TEXT PROVIDED ::
Aside from that, I haven't been doing much in the last 3 days either. Learning French. That's about it. A lot of people who are here are deciding to stay for an extra semester because they like it here. I'm kind of glad I'm going to Spain next. I don't like it here. It's cool and stuff but I'm already done with it. I feel like I've been here long enough already. The next couple weeks should pass quickly enough though because I'm going to London and then Mom and Dan are coming, and then I only have to be here for a little while longer. It'll work out fine. I can't wait for it to finally be "winter" because it'll be a bit cooler and we'll have the rain...
So, now I don't know what else to write about. Let's see. Last night I went to Stephanie's dorm for dinner and we made spaghetti. She asked me if we should use the alfredo sauce, or the marinara sauce, and you should have seen the look on her face when I suggested we use them both. Guess she's never tried that... I mixed them together and we used them and we actually ended up having barely enough sauce, so I guess we kind of needed to mix them. It was a very nice dinner. And then when it was time for me to go, it was already like 9pm so I was going to have to walk home. Stephanie decided she was going to walk me home because she didn't want me walking an hour in the dark. I told her she wasn't allowed to because I'd be fine and besides, if she walks me home she'll be walking back in the dark. She said we'd find someone to go with us. So she asked three different people who all said they were busy or already in their pajamas, and then she went to ask Elizabeth, who had her neighbor over. And Elizabeth asked her neighbor, who had a car, if he could just drive me home. So some French guy drove me home last night, it was very nice of him.
What else... I got a package in the mail yesterday, packages are cool... Uhhh... My class today, which is normally at 9am, got changed to 1pm, so I get the morning to do whatever. So far it's been spent sleeping and typing a blog post. It's only 10, who knows what'll happen next. I'll probably go into town early anyways and see if I can find something to do there. I think I need to go to the post office anyways.
Alright. That's it for now. I'll try to find something to post about for tomorrow.
2011-10-15
Pictures
Gavarnie
The buses were back up after two days of strikes. No problems with that anymore. Today we took a trip with USAC and got home really late, so I ended up walking home again. Google said I should be able to walk that in 47 minutes and it always took me a lot longer, so I wanted to see if I could walk home faster than Google said I could. I got home in 40 minutes. Not bad, but I had to speed-walk and I was pretty exhausted...

SUPPLIED ENTRIES ::
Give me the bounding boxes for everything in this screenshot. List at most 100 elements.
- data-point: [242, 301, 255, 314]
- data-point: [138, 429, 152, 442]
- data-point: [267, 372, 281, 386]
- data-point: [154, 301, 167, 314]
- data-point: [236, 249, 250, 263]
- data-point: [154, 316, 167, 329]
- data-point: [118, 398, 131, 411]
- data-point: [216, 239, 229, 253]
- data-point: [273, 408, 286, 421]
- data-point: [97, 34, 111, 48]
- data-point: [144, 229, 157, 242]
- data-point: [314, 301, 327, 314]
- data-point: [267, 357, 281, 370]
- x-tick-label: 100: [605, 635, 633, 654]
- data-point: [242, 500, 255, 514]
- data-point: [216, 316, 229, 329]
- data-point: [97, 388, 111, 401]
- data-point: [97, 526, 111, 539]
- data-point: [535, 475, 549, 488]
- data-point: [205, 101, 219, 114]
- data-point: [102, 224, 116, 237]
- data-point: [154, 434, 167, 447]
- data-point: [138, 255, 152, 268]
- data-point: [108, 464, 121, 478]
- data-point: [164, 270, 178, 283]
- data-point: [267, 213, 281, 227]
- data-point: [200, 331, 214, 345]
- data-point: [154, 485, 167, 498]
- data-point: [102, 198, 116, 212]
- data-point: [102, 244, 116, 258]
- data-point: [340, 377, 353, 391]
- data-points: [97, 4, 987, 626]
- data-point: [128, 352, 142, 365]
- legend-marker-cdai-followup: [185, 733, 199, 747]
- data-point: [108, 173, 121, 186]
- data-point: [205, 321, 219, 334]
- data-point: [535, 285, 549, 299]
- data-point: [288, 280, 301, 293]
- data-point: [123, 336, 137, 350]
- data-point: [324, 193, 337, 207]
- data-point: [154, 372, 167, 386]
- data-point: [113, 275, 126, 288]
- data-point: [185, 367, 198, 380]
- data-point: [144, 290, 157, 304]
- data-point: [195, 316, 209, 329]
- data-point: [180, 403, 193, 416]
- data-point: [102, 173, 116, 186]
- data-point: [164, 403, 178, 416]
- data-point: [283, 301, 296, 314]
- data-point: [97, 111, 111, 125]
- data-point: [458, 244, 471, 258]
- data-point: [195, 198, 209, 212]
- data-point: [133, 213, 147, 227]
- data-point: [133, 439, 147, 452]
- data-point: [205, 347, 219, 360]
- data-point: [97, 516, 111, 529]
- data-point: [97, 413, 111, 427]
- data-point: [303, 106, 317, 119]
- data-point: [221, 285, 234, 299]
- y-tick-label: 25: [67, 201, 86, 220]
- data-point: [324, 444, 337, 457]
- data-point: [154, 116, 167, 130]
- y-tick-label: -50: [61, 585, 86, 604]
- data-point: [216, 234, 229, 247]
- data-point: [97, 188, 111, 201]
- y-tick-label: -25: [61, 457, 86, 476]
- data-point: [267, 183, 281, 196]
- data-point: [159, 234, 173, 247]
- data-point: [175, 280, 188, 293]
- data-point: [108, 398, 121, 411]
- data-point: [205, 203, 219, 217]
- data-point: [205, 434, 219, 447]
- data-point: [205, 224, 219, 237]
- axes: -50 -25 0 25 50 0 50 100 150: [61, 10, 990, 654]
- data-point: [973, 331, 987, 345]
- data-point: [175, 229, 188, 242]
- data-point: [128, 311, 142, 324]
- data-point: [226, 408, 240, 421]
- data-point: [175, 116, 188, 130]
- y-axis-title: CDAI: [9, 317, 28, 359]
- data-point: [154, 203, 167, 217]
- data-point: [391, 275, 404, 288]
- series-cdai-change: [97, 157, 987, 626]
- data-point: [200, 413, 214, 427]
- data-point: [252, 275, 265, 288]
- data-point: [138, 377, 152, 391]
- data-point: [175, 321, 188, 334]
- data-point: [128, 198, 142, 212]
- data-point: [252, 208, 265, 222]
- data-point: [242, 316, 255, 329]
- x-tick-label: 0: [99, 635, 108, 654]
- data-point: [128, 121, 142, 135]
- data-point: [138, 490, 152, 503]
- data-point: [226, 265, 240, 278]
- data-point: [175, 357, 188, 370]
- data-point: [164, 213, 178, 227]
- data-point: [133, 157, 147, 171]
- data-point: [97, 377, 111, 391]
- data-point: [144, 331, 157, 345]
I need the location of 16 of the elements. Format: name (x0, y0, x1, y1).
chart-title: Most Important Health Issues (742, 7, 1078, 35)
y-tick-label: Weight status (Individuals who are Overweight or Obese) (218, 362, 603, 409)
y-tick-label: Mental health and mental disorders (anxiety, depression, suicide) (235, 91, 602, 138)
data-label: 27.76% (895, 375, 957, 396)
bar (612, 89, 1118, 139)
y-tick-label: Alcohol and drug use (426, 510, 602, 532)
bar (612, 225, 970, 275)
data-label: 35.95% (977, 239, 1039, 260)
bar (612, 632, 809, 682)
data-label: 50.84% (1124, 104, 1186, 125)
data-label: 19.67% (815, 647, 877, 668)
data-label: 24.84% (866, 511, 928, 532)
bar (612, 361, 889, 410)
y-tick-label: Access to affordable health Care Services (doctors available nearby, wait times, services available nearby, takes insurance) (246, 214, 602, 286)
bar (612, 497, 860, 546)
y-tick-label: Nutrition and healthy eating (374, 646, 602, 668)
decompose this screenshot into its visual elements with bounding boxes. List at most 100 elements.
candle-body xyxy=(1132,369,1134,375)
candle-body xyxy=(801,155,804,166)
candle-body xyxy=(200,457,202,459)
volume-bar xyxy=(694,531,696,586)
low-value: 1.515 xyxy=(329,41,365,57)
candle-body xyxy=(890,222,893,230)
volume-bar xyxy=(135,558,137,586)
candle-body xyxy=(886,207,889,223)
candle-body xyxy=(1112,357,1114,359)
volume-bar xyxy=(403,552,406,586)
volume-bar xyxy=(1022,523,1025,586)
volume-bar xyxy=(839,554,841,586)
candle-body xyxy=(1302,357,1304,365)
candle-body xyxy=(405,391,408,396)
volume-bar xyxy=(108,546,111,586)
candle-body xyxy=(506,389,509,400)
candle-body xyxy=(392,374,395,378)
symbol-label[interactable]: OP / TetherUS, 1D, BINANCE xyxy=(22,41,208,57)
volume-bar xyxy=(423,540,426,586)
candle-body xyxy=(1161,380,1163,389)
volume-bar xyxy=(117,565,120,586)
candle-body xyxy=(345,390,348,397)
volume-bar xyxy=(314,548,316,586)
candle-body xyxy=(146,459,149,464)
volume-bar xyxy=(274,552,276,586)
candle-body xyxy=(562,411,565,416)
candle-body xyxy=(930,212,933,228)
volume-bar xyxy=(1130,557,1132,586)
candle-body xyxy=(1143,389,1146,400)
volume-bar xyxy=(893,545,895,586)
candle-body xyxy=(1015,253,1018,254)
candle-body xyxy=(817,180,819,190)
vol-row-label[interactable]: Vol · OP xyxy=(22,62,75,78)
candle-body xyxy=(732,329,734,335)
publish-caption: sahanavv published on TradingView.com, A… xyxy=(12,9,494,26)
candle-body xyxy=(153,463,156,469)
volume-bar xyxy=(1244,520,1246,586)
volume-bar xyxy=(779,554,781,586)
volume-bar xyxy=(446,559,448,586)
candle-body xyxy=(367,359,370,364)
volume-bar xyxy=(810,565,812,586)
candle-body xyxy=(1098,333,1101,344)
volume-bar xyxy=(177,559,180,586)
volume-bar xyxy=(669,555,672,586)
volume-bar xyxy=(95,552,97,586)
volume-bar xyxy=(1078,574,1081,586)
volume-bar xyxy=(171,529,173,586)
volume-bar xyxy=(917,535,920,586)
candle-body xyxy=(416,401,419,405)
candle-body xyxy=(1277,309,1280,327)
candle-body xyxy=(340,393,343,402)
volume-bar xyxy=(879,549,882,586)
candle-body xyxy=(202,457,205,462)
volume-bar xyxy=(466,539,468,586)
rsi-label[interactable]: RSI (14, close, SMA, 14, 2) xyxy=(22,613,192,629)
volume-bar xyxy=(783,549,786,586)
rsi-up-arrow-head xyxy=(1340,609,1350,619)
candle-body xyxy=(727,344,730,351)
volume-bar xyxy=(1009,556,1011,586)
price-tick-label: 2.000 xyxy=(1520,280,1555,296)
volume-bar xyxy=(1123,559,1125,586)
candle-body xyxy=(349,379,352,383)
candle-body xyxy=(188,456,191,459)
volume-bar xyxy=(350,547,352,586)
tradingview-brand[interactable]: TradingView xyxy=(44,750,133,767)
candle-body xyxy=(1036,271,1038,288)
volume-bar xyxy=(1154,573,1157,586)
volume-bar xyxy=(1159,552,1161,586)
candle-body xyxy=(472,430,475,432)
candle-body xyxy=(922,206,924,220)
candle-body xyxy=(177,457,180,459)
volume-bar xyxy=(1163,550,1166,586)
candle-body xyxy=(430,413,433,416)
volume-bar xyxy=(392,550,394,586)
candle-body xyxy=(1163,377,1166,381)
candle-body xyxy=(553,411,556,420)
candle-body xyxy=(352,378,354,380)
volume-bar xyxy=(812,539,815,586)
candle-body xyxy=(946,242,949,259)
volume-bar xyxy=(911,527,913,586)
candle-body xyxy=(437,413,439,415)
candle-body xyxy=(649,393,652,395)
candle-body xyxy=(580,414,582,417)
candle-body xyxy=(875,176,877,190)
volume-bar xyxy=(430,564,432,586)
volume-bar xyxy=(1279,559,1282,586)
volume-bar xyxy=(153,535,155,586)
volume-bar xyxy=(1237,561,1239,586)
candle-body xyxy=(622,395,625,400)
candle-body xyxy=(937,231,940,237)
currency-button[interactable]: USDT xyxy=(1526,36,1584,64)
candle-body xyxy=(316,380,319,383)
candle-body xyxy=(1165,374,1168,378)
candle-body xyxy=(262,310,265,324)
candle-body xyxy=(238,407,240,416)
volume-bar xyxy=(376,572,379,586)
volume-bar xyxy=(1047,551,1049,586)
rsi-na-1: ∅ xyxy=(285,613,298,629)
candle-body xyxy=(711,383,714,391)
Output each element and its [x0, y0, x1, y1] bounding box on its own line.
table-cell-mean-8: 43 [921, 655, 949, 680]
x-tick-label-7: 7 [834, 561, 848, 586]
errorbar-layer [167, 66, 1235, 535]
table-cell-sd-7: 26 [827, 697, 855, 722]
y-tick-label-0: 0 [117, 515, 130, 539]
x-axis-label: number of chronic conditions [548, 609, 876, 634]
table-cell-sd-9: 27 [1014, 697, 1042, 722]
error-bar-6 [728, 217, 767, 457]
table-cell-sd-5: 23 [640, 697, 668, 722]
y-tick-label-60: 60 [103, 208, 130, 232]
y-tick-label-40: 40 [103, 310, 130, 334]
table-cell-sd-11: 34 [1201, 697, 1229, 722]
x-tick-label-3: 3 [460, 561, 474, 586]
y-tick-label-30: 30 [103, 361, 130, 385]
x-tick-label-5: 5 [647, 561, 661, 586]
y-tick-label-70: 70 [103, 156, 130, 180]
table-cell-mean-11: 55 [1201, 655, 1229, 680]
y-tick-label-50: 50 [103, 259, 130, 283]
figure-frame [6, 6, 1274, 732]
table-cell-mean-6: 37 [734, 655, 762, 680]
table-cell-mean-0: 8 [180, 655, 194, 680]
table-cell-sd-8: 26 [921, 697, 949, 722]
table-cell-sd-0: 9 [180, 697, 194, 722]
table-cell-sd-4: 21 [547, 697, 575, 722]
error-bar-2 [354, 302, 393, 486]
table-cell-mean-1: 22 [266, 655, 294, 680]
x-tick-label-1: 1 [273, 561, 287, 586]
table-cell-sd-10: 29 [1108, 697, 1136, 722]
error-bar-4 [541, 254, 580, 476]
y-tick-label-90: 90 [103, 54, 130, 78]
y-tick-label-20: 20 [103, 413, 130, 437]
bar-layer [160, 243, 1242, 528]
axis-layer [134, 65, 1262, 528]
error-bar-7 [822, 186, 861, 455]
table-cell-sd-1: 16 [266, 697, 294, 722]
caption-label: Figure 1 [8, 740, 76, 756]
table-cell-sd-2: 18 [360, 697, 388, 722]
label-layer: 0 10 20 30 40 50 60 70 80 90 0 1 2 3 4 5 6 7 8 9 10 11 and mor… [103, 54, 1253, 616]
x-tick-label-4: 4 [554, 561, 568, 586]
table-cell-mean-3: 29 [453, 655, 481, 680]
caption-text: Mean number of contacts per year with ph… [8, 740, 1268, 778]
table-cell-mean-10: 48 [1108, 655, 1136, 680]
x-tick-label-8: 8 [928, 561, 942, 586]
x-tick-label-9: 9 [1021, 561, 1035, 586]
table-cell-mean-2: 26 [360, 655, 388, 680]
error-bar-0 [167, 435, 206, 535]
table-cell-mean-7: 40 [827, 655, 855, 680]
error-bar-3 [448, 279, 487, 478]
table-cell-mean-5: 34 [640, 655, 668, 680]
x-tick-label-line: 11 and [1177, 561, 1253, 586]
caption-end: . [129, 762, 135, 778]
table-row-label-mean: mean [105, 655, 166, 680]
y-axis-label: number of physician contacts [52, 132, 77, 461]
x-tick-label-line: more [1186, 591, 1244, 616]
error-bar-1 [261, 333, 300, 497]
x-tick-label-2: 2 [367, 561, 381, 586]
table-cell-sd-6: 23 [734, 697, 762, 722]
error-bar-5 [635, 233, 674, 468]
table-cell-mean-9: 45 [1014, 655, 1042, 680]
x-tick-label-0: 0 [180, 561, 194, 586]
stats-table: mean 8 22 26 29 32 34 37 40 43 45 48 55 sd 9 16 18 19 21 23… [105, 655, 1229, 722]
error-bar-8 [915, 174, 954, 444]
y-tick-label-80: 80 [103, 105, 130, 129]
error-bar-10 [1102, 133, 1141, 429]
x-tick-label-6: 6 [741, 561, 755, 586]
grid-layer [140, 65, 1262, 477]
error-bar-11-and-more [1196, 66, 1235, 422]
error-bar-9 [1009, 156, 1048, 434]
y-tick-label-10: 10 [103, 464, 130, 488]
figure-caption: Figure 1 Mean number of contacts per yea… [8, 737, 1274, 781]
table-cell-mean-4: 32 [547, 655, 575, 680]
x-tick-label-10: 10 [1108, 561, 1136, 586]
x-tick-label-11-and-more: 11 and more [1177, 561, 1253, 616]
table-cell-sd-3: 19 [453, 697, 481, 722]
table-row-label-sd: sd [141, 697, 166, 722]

TASK ::
Rewrite the stretch of the blog entry from "What else... I" through "about for tomorrow.", substituting "anyway" for "anyways".

EXERCISE ANSWER ::
What else... I got a package in the mail yesterday, packages are cool... Uhhh... My class today, which is normally at 9am, got changed to 1pm, so I get the morning to do whatever. So far it's been spent sleeping and typing a blog post. It's only 10, who knows what'll happen next. I'll probably go into town early anyway and see if I can find something to do there. I think I need to go to the post office anyway.
Alright. That's it for now. I'll try to find something to post about for tomorrow.